WORK TO COMPLETE >>
Filter the entries and keep only the lines where the string "товаров" appears.

★ ★ ★ ★ ★

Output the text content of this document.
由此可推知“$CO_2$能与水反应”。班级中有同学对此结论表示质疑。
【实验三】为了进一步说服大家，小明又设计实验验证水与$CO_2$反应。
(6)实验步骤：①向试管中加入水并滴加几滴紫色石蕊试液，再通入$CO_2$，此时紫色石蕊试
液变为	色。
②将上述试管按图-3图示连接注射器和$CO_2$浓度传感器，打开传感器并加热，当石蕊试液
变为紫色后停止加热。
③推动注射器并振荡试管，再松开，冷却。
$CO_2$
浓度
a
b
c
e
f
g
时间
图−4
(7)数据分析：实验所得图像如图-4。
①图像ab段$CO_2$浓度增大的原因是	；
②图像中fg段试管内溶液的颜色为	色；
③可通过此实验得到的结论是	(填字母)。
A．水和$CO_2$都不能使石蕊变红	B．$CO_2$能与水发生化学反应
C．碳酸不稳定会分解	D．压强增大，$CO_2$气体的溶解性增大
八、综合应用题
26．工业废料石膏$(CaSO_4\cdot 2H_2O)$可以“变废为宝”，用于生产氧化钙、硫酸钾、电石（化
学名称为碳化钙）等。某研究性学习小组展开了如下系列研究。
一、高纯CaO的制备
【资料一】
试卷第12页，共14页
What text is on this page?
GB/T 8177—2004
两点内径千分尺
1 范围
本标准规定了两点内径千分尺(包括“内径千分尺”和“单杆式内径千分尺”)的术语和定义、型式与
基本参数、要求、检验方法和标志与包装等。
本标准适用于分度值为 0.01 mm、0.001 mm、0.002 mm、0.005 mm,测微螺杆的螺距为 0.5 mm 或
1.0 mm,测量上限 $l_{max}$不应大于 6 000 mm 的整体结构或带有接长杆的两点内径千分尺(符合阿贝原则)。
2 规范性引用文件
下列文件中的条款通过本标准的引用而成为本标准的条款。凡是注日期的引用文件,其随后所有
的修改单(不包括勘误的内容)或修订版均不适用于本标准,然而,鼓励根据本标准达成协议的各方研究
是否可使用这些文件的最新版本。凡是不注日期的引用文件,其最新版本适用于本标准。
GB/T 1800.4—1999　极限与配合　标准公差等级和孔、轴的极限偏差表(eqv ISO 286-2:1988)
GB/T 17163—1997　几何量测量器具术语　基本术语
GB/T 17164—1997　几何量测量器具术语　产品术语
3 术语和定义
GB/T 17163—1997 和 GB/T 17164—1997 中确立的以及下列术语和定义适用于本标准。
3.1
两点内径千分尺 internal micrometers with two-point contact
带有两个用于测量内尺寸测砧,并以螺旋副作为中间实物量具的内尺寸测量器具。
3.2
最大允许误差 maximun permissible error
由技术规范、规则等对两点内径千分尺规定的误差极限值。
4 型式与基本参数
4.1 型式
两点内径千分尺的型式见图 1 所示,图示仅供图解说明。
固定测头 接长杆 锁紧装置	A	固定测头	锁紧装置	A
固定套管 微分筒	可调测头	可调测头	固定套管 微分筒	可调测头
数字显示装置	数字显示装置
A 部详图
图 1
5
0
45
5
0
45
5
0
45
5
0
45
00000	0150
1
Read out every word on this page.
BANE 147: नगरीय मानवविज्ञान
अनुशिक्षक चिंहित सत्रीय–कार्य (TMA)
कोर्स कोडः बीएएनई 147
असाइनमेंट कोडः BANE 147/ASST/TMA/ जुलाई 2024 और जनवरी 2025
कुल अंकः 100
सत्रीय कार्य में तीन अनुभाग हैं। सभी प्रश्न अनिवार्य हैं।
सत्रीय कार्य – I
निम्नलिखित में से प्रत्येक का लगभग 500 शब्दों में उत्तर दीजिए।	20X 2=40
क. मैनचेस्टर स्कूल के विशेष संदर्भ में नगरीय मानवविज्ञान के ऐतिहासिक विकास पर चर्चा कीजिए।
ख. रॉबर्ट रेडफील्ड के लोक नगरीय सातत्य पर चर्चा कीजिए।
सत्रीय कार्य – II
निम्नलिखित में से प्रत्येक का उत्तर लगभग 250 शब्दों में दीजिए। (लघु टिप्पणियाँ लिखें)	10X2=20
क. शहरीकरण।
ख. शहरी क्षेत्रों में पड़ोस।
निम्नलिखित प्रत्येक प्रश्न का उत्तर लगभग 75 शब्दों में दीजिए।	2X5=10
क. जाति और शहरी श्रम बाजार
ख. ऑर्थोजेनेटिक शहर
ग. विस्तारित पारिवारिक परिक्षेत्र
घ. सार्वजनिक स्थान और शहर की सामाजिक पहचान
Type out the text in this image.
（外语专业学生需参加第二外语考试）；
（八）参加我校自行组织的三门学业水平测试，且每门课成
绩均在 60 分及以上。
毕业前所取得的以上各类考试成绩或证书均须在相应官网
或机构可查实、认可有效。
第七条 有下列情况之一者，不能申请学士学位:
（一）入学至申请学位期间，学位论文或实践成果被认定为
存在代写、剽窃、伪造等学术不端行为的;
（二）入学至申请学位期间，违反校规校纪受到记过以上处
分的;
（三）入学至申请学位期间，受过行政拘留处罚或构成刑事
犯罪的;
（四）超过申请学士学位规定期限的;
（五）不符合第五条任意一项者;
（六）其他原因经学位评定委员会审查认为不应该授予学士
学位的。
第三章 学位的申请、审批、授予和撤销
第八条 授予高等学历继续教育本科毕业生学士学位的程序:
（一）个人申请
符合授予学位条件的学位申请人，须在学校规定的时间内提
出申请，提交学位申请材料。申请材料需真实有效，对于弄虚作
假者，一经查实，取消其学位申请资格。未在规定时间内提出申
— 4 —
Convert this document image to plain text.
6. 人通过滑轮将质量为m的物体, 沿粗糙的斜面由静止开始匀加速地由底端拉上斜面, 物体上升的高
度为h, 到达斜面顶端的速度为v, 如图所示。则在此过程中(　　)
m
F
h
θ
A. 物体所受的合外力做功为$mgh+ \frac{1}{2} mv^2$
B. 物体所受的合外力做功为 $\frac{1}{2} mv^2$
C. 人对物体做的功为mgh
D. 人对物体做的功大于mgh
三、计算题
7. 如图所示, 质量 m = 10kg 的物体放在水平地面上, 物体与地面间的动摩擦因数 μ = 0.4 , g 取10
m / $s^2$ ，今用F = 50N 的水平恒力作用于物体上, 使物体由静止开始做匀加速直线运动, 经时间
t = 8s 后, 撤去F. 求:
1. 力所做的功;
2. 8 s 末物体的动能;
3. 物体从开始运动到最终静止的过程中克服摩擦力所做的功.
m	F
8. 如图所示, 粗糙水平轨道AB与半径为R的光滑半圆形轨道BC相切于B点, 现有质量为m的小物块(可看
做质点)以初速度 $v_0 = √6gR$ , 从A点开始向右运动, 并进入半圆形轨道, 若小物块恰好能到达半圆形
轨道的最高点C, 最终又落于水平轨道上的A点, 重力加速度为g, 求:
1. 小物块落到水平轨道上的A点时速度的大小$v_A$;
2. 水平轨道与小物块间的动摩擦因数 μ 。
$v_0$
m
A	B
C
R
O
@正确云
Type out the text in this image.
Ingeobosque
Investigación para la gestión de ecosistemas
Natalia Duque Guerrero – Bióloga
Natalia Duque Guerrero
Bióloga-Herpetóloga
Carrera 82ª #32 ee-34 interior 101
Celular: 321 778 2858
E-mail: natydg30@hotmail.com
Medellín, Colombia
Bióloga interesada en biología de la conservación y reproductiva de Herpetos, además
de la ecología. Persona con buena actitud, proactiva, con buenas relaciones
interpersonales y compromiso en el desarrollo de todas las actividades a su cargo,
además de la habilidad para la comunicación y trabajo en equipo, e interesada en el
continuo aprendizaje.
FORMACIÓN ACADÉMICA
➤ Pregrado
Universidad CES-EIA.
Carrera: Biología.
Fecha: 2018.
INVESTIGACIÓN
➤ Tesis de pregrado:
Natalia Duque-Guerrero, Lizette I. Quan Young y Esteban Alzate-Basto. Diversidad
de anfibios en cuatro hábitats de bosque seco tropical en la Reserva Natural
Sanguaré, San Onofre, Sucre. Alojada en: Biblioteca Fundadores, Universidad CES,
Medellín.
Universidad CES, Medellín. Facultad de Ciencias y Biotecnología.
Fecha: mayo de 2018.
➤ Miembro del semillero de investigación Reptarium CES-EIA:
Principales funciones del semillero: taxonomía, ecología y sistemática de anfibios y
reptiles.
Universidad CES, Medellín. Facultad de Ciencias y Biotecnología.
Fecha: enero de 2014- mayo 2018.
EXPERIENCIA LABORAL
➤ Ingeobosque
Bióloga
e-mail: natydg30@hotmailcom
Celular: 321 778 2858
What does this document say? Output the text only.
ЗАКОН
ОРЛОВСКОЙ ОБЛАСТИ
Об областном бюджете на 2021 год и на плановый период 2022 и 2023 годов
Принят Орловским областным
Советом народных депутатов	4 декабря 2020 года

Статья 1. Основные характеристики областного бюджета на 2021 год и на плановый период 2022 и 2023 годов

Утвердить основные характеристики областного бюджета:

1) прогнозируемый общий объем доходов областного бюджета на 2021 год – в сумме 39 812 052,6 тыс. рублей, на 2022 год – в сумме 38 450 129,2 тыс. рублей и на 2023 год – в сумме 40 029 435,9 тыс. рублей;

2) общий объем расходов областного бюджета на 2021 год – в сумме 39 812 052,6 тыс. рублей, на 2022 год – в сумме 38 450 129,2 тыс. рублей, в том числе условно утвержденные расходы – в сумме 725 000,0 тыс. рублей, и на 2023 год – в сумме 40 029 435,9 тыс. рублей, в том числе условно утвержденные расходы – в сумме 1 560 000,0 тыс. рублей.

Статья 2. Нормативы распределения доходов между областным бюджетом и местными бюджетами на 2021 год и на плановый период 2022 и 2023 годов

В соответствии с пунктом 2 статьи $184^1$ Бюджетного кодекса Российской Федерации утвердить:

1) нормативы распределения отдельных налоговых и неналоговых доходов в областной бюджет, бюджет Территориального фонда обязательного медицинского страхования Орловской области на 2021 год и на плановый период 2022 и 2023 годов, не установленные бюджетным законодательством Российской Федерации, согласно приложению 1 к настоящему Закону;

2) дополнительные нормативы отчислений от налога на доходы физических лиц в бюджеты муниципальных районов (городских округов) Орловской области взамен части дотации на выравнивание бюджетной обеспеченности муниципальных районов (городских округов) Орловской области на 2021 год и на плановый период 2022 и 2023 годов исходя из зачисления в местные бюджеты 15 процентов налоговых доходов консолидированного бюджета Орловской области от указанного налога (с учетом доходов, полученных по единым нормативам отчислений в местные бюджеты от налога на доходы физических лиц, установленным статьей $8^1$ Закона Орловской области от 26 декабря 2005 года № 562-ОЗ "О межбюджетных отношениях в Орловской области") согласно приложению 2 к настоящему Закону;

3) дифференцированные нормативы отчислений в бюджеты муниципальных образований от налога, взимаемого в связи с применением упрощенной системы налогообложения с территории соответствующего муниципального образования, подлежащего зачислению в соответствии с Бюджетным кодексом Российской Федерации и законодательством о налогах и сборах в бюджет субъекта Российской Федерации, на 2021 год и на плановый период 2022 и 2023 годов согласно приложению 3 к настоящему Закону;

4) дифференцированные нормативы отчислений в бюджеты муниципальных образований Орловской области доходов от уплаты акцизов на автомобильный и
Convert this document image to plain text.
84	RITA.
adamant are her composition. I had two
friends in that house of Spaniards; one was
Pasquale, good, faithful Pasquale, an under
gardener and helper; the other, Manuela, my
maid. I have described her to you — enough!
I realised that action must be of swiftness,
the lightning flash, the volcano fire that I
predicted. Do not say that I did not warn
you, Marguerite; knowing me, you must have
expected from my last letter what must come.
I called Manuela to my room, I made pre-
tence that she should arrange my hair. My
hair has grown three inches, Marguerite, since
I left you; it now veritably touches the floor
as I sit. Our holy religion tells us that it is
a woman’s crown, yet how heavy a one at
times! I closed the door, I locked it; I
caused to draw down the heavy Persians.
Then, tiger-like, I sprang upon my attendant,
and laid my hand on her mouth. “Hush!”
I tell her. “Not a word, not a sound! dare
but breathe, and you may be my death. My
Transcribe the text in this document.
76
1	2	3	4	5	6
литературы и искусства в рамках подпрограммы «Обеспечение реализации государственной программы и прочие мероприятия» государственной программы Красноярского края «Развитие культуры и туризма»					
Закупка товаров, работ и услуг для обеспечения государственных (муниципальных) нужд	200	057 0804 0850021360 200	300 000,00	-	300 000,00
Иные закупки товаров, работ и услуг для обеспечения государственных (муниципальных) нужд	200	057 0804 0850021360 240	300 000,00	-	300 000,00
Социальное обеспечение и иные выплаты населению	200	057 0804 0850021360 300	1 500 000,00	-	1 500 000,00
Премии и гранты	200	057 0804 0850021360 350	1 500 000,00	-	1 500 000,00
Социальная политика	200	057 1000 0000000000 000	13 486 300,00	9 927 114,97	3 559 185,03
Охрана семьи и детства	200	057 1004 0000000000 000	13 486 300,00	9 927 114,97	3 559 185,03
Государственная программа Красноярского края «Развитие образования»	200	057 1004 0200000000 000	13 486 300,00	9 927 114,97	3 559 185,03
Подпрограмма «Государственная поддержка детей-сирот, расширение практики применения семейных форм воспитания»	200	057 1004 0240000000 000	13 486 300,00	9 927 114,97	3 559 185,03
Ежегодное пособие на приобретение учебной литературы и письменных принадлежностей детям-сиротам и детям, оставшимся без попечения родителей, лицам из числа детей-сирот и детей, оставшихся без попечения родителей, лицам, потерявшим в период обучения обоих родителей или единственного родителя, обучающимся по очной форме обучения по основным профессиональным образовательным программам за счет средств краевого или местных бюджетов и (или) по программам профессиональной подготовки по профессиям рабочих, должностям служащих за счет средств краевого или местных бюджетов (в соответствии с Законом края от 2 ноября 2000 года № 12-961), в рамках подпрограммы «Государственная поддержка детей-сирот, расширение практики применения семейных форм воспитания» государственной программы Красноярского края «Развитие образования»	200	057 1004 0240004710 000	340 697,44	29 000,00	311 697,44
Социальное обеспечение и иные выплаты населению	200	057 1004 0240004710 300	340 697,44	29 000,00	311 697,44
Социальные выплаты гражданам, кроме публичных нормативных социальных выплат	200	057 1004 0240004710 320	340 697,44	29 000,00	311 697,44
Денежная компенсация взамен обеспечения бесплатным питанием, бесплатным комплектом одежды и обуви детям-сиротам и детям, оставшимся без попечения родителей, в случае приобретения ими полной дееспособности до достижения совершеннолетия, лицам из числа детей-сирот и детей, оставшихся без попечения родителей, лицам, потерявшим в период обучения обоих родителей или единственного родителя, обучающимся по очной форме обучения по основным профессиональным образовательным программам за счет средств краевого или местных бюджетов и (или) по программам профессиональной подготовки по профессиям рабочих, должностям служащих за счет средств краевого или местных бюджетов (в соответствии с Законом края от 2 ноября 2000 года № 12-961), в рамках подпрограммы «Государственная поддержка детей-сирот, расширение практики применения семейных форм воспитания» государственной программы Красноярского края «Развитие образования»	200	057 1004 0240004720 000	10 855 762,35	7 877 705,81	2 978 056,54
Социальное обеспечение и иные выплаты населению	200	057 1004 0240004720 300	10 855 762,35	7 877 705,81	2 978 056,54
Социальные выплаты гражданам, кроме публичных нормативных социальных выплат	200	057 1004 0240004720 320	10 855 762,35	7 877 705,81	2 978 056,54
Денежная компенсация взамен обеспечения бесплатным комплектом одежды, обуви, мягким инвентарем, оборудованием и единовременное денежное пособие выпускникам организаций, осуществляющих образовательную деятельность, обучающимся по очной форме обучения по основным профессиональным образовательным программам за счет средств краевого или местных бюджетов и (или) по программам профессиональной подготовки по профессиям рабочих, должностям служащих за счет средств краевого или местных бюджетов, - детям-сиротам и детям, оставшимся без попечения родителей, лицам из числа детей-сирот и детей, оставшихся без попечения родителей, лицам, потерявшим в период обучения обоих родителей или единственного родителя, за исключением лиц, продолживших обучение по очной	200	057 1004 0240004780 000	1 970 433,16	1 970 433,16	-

★ ★ ★ ★ ★

WRITTEN RESPONSE >>
Закупка товаров, работ и услуг для обеспечения государственных (муниципальных) нужд	200	057 0804 0850021360 200	300 000,00	-	300 000,00
Иные закупки товаров, работ и услуг для обеспечения государственных (муниципальных) нужд	200	057 0804 0850021360 240	300 000,00	-	300 000,00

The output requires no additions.